_WORK TO DO_: Return all the data, word for word.

_DATA SHOWN_:
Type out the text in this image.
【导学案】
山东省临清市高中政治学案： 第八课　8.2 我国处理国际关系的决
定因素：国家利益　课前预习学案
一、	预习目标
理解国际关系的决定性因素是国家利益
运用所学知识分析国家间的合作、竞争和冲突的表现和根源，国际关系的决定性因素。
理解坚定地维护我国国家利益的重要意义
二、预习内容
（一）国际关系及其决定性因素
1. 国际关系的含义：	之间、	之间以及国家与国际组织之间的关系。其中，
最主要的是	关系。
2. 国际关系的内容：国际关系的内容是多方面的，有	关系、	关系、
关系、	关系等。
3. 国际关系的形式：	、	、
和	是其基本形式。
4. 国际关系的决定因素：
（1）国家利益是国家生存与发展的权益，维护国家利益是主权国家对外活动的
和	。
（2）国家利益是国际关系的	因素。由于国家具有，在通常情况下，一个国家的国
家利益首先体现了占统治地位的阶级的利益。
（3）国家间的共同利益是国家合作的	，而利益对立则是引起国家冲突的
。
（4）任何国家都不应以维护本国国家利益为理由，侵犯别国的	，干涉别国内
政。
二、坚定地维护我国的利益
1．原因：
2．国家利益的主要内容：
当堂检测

_RESULT BELOW_:
Type out the text in this image.
【导学案】
山东省临清市高中政治学案： 第八课　8.2 我国处理国际关系的决
定因素：国家利益　课前预习学案
一、	预习目标
理解国际关系的决定性因素是国家利益
运用所学知识分析国家间的合作、竞争和冲突的表现和根源，国际关系的决定性因素。
理解坚定地维护我国国家利益的重要意义
二、预习内容
（一）国际关系及其决定性因素
1. 国际关系的含义：	之间、	之间以及国家与国际组织之间的关系。其中，
最主要的是	关系。
2. 国际关系的内容：国际关系的内容是多方面的，有	关系、	关系、
关系、	关系等。
3. 国际关系的形式：	、	、
和	是其基本形式。
4. 国际关系的决定因素：
（1）国家利益是国家生存与发展的权益，维护国家利益是主权国家对外活动的
和	。
（2）国家利益是国际关系的	因素。由于国家具有，在通常情况下，一个国家的国
家利益首先体现了占统治地位的阶级的利益。
（3）国家间的共同利益是国家合作的	，而利益对立则是引起国家冲突的
。
（4）任何国家都不应以维护本国国家利益为理由，侵犯别国的	，干涉别国内
政。
二、坚定地维护我国的利益
1．原因：
2．国家利益的主要内容：
当堂检测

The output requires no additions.